## REQUEST
Output the full listing word for word.

-- start PROVIDED RECORDS --

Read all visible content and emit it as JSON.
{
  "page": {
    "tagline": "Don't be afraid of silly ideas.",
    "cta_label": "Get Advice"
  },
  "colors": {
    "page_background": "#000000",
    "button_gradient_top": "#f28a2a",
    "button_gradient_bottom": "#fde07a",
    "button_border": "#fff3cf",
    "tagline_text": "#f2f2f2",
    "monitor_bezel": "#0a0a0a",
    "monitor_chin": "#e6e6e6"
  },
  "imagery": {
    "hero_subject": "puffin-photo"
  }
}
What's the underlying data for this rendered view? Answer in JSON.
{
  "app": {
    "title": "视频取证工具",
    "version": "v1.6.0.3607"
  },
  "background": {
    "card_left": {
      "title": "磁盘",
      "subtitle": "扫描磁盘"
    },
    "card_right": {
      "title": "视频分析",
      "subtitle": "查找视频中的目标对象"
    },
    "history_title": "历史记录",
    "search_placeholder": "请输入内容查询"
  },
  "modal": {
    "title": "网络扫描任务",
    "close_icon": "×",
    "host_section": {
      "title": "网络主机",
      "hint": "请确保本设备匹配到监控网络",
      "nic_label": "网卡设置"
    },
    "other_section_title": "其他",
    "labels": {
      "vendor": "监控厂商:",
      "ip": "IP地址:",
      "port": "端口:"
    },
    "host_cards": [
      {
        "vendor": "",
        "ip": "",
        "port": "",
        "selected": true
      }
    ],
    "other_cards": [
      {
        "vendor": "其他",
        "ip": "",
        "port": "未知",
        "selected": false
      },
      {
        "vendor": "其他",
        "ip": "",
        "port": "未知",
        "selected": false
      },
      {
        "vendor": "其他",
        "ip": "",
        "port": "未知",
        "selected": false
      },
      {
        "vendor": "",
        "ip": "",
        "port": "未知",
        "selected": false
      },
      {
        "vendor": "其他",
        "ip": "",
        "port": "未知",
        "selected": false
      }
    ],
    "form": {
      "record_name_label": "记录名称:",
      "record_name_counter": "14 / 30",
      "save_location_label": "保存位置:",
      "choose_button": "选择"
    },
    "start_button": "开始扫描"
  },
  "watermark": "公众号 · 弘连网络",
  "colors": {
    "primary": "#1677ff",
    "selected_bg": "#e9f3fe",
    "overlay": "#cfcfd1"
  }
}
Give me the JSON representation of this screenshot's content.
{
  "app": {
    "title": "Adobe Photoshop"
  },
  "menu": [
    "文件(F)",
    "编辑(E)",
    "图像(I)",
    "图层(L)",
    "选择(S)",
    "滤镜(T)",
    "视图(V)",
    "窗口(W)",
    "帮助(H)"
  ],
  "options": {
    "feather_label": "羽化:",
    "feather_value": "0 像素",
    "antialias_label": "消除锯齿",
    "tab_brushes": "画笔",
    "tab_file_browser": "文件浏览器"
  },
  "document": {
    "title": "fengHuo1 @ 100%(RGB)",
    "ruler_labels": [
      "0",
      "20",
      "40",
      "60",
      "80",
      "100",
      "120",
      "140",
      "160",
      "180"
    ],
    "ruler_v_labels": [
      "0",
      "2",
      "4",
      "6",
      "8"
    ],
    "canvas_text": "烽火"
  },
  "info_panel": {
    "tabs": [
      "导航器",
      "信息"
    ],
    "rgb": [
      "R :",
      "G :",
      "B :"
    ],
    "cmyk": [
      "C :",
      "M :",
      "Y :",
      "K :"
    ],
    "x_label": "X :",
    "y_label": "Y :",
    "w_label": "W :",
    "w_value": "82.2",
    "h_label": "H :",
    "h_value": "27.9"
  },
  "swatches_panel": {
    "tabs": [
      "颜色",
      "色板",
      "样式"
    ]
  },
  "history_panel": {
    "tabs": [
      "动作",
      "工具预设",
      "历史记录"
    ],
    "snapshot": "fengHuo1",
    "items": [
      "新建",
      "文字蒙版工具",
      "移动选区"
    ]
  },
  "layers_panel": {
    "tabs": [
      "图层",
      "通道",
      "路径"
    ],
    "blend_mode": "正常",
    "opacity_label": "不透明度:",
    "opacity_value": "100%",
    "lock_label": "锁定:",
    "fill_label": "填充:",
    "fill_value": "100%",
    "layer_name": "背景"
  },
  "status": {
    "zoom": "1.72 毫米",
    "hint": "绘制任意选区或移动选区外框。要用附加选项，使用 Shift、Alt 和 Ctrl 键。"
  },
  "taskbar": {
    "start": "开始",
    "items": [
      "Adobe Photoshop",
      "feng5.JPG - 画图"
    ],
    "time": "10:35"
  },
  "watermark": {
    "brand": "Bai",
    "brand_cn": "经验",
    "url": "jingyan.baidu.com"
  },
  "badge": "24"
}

-- end PROVIDED RECORDS --

## WORKED ANSWER
Read all visible content and emit it as JSON.
{
  "page": {
    "tagline": "Don't be afraid of silly ideas.",
    "cta_label": "Get Advice"
  },
  "colors": {
    "page_background": "#000000",
    "button_gradient_top": "#f28a2a",
    "button_gradient_bottom": "#fde07a",
    "button_border": "#fff3cf",
    "tagline_text": "#f2f2f2",
    "monitor_bezel": "#0a0a0a",
    "monitor_chin": "#e6e6e6"
  },
  "imagery": {
    "hero_subject": "puffin-photo"
  }
}
What's the underlying data for this rendered view? Answer in JSON.
{
  "app": {
    "title": "视频取证工具",
    "version": "v1.6.0.3607"
  },
  "background": {
    "card_left": {
      "title": "磁盘",
      "subtitle": "扫描磁盘"
    },
    "card_right": {
      "title": "视频分析",
      "subtitle": "查找视频中的目标对象"
    },
    "history_title": "历史记录",
    "search_placeholder": "请输入内容查询"
  },
  "modal": {
    "title": "网络扫描任务",
    "close_icon": "×",
    "host_section": {
      "title": "网络主机",
      "hint": "请确保本设备匹配到监控网络",
      "nic_label": "网卡设置"
    },
    "other_section_title": "其他",
    "labels": {
      "vendor": "监控厂商:",
      "ip": "IP地址:",
      "port": "端口:"
    },
    "host_cards": [
      {
        "vendor": "",
        "ip": "",
        "port": "",
        "selected": true
      }
    ],
    "other_cards": [
      {
        "vendor": "其他",
        "ip": "",
        "port": "未知",
        "selected": false
      },
      {
        "vendor": "其他",
        "ip": "",
        "port": "未知",
        "selected": false
      },
      {
        "vendor": "其他",
        "ip": "",
        "port": "未知",
        "selected": false
      },
      {
        "vendor": "",
        "ip": "",
        "port": "未知",
        "selected": false
      },
      {
        "vendor": "其他",
        "ip": "",
        "port": "未知",
        "selected": false
      }
    ],
    "form": {
      "record_name_label": "记录名称:",
      "record_name_counter": "14 / 30",
      "save_location_label": "保存位置:",
      "choose_button": "选择"
    },
    "start_button": "开始扫描"
  },
  "watermark": "公众号 · 弘连网络",
  "colors": {
    "primary": "#1677ff",
    "selected_bg": "#e9f3fe",
    "overlay": "#cfcfd1"
  }
}
Give me the JSON representation of this screenshot's content.
{
  "app": {
    "title": "Adobe Photoshop"
  },
  "menu": [
    "文件(F)",
    "编辑(E)",
    "图像(I)",
    "图层(L)",
    "选择(S)",
    "滤镜(T)",
    "视图(V)",
    "窗口(W)",
    "帮助(H)"
  ],
  "options": {
    "feather_label": "羽化:",
    "feather_value": "0 像素",
    "antialias_label": "消除锯齿",
    "tab_brushes": "画笔",
    "tab_file_browser": "文件浏览器"
  },
  "document": {
    "title": "fengHuo1 @ 100%(RGB)",
    "ruler_labels": [
      "0",
      "20",
      "40",
      "60",
      "80",
      "100",
      "120",
      "140",
      "160",
      "180"
    ],
    "ruler_v_labels": [
      "0",
      "2",
      "4",
      "6",
      "8"
    ],
    "canvas_text": "烽火"
  },
  "info_panel": {
    "tabs": [
      "导航器",
      "信息"
    ],
    "rgb": [
      "R :",
      "G :",
      "B :"
    ],
    "cmyk": [
      "C :",
      "M :",
      "Y :",
      "K :"
    ],
    "x_label": "X :",
    "y_label": "Y :",
    "w_label": "W :",
    "w_value": "82.2",
    "h_label": "H :",
    "h_value": "27.9"
  },
  "swatches_panel": {
    "tabs": [
      "颜色",
      "色板",
      "样式"
    ]
  },
  "history_panel": {
    "tabs": [
      "动作",
      "工具预设",
      "历史记录"
    ],
    "snapshot": "fengHuo1",
    "items": [
      "新建",
      "文字蒙版工具",
      "移动选区"
    ]
  },
  "layers_panel": {
    "tabs": [
      "图层",
      "通道",
      "路径"
    ],
    "blend_mode": "正常",
    "opacity_label": "不透明度:",
    "opacity_value": "100%",
    "lock_label": "锁定:",
    "fill_label": "填充:",
    "fill_value": "100%",
    "layer_name": "背景"
  },
  "status": {
    "zoom": "1.72 毫米",
    "hint": "绘制任意选区或移动选区外框。要用附加选项，使用 Shift、Alt 和 Ctrl 键。"
  },
  "taskbar": {
    "start": "开始",
    "items": [
      "Adobe Photoshop",
      "feng5.JPG - 画图"
    ],
    "time": "10:35"
  },
  "watermark": {
    "brand": "Bai",
    "brand_cn": "经验",
    "url": "jingyan.baidu.com"
  },
  "badge": "24"
}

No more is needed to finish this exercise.